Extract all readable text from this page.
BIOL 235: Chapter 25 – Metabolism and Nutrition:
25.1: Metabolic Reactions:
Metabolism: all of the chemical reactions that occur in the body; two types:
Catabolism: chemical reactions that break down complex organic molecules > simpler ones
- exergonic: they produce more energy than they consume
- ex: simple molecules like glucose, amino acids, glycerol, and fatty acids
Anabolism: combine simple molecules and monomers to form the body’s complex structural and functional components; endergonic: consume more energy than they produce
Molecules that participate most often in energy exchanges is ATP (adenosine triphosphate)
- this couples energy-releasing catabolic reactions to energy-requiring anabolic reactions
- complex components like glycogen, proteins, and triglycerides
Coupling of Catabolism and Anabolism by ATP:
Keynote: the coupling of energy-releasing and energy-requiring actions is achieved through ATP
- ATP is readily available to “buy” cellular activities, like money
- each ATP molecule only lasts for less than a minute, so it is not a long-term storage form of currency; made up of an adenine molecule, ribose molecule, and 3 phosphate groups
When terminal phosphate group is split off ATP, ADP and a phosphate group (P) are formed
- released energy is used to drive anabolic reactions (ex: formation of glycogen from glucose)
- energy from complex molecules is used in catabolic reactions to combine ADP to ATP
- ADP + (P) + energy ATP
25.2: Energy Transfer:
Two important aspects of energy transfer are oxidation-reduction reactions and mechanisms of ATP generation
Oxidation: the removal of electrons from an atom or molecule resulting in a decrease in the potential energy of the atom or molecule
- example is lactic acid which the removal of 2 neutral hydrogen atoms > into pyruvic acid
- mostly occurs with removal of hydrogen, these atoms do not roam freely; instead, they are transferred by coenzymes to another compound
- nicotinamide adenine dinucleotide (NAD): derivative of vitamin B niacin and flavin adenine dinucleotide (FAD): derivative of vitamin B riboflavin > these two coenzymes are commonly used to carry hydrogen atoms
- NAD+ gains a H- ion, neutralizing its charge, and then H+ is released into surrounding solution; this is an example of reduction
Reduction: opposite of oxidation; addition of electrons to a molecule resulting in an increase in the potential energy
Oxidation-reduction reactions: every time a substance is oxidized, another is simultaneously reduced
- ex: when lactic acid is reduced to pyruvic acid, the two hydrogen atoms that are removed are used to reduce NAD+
--
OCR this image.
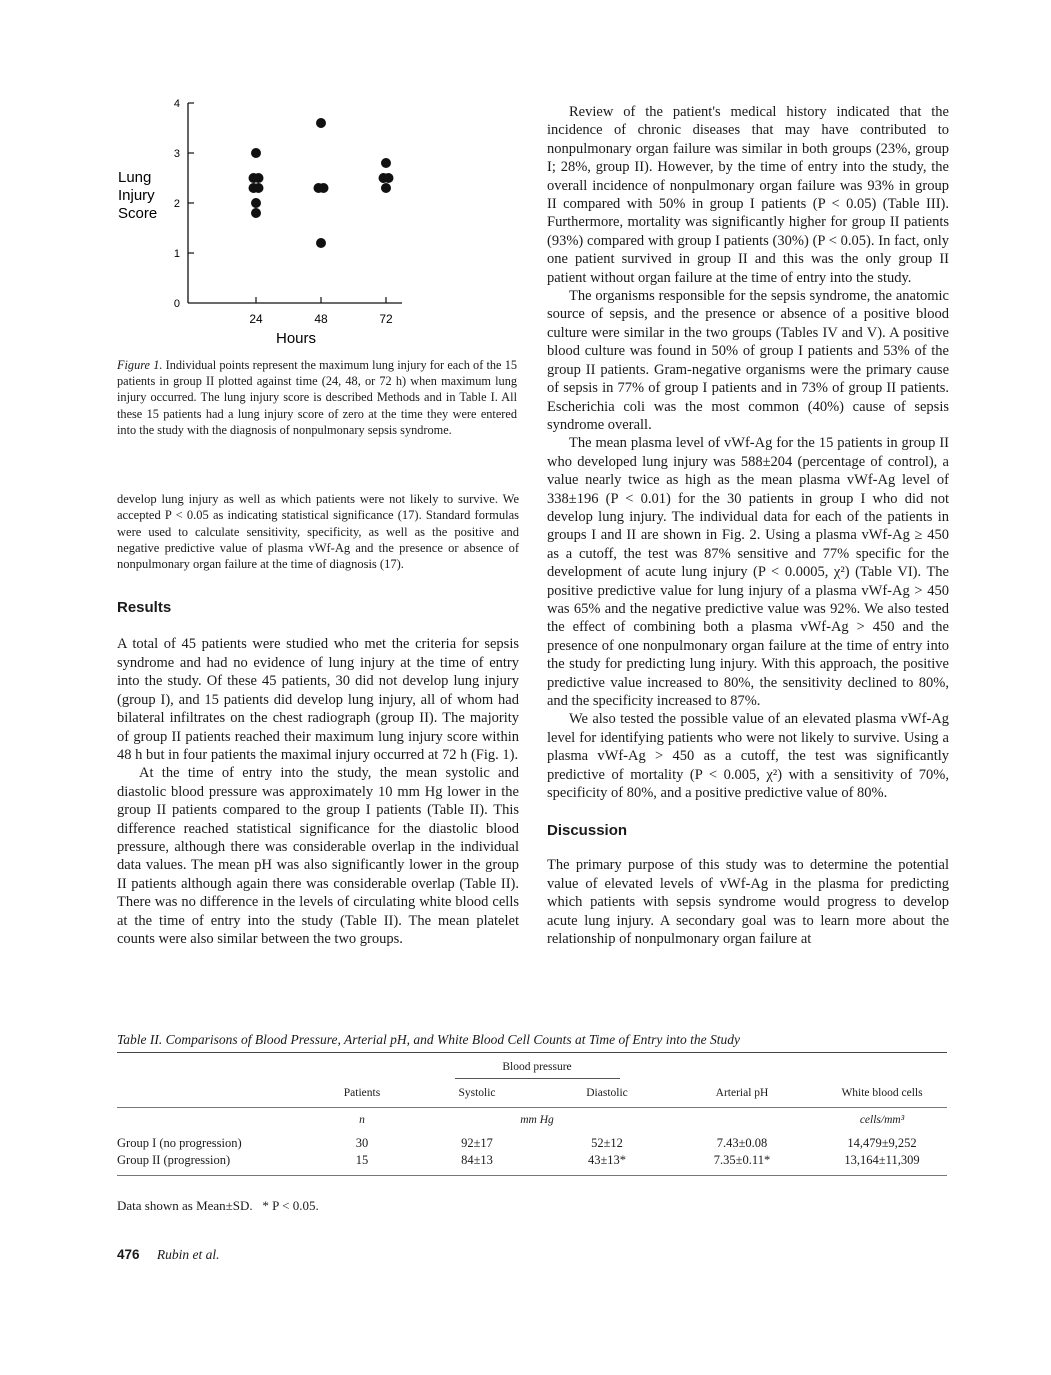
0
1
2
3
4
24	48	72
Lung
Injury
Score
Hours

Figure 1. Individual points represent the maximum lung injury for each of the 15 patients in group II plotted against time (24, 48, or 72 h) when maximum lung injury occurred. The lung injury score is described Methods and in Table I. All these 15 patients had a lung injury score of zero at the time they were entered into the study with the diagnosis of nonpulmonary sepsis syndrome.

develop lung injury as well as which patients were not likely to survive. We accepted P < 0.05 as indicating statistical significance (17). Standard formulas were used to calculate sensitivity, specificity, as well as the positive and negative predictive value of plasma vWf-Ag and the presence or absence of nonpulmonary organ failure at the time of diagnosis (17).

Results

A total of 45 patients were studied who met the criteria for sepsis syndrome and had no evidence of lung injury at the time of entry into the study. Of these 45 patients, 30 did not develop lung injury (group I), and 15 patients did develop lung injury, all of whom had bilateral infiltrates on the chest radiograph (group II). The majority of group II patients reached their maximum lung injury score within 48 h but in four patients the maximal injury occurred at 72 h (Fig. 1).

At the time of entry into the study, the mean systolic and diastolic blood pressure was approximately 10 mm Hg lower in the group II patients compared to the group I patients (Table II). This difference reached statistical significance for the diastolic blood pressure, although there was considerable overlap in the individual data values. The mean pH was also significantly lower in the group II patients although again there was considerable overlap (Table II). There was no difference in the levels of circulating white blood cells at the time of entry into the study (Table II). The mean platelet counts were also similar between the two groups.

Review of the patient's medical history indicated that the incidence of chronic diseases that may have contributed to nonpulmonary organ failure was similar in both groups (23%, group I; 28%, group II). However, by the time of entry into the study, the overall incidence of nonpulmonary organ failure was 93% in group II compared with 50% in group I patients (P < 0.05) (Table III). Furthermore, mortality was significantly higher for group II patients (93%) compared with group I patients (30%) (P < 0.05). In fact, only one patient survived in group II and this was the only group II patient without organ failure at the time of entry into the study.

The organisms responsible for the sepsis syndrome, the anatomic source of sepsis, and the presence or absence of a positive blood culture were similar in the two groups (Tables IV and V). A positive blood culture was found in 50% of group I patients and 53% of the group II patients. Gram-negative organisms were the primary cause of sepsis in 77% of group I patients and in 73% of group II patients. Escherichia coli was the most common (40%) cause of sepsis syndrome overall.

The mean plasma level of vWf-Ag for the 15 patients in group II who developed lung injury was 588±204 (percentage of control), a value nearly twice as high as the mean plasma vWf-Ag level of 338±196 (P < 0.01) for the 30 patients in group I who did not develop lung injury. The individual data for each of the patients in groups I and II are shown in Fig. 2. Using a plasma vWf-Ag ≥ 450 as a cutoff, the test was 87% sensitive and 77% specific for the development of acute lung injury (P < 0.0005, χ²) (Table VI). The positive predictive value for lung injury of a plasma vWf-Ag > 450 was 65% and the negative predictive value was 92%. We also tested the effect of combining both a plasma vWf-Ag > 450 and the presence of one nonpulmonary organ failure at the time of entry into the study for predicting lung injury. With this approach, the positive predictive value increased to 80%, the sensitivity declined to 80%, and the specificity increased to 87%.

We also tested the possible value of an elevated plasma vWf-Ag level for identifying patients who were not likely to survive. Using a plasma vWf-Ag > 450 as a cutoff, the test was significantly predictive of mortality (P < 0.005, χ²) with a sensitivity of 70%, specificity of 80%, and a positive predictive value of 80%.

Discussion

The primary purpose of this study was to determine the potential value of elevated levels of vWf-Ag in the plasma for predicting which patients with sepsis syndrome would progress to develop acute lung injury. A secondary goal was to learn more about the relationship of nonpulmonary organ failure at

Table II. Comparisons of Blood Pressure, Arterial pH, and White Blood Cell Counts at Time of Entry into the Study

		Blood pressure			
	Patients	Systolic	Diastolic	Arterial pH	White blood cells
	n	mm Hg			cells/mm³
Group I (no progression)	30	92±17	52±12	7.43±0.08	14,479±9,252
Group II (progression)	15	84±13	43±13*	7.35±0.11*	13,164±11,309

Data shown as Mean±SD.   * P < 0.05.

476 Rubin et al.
...
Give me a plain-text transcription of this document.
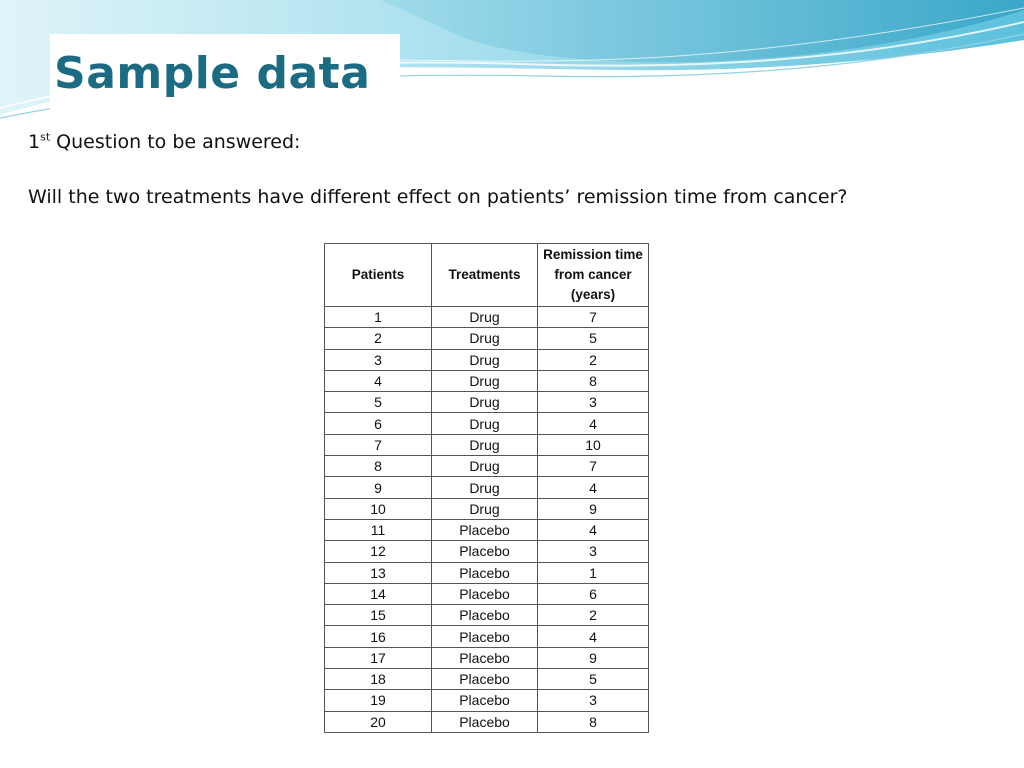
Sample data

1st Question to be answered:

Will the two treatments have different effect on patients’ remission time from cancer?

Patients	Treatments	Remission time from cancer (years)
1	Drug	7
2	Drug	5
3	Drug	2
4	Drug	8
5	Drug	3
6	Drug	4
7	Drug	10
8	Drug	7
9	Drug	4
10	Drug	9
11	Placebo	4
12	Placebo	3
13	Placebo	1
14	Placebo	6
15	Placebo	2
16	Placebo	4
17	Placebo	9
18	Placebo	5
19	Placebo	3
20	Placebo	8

# WHAT YOU WILL DO:
Show the lines above that include "text".

# EXPECTED ANSWER:
Extract all readable text from this page.
Give me a plain-text transcription of this document.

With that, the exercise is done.